Required task:
Count how many lines in this material contain "diamond". The answer is that number alone.

▼

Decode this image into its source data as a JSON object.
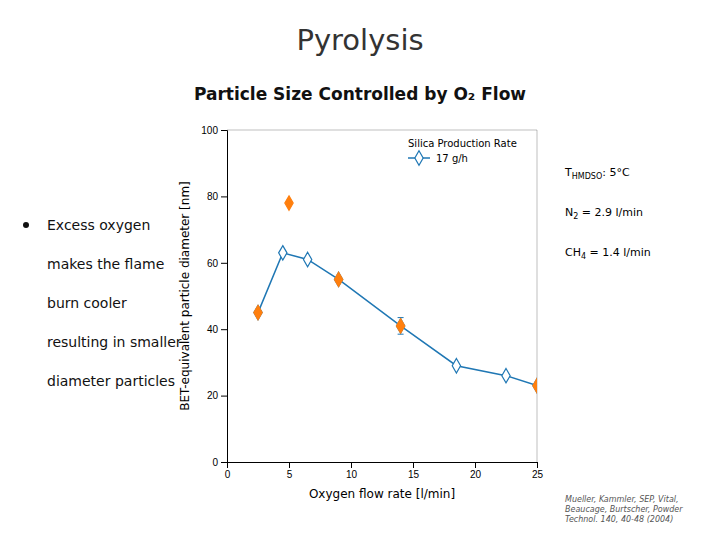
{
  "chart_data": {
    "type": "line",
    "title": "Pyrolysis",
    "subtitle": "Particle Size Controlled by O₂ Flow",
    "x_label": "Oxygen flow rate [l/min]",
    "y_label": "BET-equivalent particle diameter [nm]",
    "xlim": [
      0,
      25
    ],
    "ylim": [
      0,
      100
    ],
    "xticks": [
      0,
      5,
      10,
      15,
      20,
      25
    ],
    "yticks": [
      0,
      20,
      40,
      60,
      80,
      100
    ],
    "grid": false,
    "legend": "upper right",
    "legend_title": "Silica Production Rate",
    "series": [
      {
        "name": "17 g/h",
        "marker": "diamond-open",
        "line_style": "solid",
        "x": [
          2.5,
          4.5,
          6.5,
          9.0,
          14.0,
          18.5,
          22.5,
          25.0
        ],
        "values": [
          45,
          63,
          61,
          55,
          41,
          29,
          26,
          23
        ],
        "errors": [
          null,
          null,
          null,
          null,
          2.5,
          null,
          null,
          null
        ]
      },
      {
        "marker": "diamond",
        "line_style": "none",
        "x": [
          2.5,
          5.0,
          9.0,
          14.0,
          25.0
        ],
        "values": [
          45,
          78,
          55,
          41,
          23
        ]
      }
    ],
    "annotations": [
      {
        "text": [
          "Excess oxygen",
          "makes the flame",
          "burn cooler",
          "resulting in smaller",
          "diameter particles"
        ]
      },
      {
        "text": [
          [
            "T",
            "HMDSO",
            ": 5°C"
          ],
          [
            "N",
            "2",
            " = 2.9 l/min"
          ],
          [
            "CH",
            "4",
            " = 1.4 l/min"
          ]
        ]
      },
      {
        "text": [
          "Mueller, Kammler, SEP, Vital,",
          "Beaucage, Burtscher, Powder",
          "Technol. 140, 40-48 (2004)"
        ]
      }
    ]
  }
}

▲
▼

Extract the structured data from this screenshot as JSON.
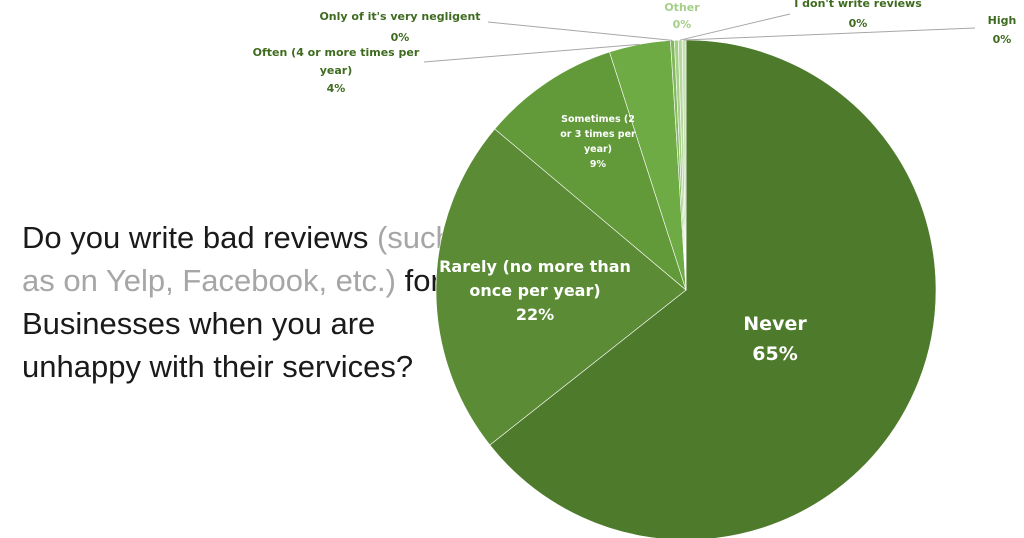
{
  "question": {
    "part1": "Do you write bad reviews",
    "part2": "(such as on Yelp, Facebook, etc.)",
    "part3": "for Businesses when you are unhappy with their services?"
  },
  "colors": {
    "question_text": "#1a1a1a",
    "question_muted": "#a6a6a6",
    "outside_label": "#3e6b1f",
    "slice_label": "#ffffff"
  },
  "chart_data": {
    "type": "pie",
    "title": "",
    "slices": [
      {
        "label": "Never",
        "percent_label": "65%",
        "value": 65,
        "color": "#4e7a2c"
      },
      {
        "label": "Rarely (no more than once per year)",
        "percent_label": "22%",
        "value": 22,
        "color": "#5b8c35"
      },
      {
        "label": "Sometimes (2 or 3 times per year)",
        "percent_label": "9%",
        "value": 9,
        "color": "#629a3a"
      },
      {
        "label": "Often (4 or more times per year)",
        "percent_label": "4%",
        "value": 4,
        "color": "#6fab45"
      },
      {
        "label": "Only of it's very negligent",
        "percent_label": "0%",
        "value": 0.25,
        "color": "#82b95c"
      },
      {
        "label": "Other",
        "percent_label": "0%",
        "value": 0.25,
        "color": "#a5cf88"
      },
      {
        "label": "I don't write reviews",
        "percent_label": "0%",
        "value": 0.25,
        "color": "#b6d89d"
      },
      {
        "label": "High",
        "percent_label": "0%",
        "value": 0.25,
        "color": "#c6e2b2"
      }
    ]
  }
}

▲
▼

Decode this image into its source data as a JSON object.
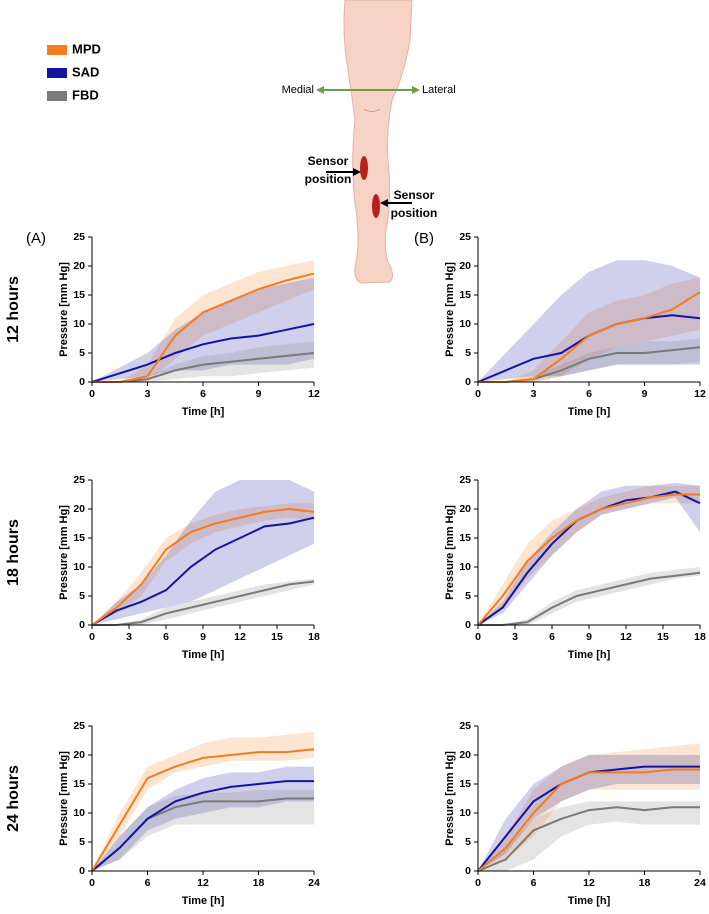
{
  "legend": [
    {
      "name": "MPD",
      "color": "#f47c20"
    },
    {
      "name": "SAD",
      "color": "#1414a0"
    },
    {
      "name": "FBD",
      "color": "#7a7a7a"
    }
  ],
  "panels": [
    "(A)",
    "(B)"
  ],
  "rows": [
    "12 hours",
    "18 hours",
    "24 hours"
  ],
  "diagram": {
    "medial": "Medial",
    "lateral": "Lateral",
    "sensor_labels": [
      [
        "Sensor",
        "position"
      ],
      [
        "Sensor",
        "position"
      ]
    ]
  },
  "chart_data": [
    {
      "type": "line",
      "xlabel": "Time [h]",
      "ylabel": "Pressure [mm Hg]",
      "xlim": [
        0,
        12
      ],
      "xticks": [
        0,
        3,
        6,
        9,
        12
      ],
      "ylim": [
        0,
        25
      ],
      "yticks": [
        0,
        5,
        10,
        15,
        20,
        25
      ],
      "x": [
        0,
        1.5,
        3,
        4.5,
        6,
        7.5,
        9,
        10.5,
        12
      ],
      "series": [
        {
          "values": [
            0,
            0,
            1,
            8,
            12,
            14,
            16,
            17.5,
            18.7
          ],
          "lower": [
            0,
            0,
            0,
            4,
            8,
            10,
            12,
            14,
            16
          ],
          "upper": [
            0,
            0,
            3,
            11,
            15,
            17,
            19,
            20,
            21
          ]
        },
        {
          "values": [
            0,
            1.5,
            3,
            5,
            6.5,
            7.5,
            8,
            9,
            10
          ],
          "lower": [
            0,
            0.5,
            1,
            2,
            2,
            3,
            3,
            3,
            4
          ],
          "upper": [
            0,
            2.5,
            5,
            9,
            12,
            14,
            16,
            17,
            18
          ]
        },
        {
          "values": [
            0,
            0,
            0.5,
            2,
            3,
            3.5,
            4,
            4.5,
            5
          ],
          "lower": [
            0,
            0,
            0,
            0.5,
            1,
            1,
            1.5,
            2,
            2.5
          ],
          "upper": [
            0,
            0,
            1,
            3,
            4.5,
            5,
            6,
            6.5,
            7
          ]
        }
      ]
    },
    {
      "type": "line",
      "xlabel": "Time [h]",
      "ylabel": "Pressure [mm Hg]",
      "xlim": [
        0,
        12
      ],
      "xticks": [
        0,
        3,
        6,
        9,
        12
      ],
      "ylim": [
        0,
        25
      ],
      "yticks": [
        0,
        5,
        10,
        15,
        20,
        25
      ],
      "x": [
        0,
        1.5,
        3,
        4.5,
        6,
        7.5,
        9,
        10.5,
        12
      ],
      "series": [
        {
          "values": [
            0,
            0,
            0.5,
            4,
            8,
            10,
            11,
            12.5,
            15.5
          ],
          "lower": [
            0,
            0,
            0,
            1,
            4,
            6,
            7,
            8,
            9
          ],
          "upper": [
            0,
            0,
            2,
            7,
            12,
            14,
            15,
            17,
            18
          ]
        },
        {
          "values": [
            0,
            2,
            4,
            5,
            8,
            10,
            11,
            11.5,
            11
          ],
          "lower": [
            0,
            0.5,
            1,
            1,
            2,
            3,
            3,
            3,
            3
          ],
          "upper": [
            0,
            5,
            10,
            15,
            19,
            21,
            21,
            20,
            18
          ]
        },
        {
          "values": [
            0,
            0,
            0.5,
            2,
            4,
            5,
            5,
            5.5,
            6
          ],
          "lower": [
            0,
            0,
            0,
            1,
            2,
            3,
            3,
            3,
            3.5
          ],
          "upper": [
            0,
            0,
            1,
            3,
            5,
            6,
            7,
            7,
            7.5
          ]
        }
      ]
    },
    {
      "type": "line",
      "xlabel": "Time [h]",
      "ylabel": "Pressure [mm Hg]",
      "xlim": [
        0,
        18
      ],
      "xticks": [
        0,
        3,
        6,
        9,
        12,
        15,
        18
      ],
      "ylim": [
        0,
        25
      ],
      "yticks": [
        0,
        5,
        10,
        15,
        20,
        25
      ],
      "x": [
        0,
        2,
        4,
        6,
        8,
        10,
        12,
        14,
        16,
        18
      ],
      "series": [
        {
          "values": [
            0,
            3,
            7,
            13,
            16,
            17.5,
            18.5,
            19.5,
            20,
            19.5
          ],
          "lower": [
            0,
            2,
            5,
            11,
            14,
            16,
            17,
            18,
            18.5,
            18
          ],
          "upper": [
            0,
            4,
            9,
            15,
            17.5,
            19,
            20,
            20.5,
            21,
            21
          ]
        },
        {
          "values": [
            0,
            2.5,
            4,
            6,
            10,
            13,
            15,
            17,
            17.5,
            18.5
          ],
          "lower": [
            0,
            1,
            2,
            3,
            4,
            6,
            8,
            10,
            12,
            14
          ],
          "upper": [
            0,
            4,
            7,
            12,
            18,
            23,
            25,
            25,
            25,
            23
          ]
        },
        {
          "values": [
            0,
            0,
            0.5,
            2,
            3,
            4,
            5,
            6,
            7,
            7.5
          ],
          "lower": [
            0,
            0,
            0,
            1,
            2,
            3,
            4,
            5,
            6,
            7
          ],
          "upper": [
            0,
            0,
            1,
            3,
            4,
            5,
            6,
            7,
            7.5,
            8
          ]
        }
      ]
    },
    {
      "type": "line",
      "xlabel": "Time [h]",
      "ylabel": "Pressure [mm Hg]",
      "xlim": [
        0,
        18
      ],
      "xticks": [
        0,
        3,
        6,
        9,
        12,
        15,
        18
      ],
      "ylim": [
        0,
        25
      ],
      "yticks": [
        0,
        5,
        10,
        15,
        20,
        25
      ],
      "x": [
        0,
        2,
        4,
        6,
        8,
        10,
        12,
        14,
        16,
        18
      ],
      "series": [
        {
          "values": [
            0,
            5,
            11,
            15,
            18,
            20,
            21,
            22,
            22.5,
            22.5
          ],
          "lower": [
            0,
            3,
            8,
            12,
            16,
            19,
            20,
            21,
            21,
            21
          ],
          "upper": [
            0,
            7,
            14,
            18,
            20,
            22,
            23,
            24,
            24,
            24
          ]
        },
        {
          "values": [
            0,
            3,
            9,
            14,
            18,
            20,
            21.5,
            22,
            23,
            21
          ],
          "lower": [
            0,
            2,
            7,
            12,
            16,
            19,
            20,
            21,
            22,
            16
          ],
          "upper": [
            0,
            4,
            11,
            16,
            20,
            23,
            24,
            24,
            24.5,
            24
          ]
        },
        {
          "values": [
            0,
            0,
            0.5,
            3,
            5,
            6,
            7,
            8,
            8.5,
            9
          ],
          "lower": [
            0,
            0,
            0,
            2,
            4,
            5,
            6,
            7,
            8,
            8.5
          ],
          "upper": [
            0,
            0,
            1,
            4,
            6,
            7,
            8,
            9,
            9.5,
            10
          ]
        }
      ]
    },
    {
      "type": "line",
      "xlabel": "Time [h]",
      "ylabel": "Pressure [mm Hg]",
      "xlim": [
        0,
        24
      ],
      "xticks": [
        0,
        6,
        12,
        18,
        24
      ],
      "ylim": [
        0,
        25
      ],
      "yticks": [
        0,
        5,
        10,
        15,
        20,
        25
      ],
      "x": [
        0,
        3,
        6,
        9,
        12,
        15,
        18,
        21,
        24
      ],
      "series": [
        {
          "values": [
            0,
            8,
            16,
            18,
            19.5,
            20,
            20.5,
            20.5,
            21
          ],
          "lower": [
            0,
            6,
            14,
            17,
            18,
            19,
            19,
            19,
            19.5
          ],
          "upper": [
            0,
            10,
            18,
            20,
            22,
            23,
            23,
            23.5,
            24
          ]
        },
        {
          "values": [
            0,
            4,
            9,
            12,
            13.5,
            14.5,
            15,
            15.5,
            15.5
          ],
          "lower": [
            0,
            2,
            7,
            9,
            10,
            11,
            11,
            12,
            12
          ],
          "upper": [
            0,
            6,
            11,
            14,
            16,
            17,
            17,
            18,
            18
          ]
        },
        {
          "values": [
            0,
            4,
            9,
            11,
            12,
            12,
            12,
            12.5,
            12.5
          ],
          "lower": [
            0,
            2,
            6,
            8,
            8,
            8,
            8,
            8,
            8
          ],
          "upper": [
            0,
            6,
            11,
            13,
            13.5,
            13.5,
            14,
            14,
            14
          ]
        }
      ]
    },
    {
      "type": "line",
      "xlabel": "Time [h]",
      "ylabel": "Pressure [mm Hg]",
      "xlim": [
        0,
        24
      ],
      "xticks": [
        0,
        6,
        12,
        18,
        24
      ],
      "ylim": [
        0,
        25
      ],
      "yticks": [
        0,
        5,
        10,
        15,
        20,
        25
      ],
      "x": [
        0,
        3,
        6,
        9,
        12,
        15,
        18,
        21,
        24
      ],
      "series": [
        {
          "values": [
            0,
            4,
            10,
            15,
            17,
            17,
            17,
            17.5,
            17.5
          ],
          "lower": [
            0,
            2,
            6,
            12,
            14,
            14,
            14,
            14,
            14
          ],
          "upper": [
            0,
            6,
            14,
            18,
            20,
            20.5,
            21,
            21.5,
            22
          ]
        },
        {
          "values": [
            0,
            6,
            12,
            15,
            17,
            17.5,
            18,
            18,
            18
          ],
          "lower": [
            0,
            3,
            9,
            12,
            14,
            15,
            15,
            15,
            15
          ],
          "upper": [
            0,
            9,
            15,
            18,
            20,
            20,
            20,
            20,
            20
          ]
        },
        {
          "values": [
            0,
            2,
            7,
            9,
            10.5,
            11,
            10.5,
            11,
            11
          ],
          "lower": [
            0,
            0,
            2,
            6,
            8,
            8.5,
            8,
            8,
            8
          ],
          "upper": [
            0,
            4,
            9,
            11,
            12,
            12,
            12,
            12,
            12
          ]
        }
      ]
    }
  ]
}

▲

Task answer:
2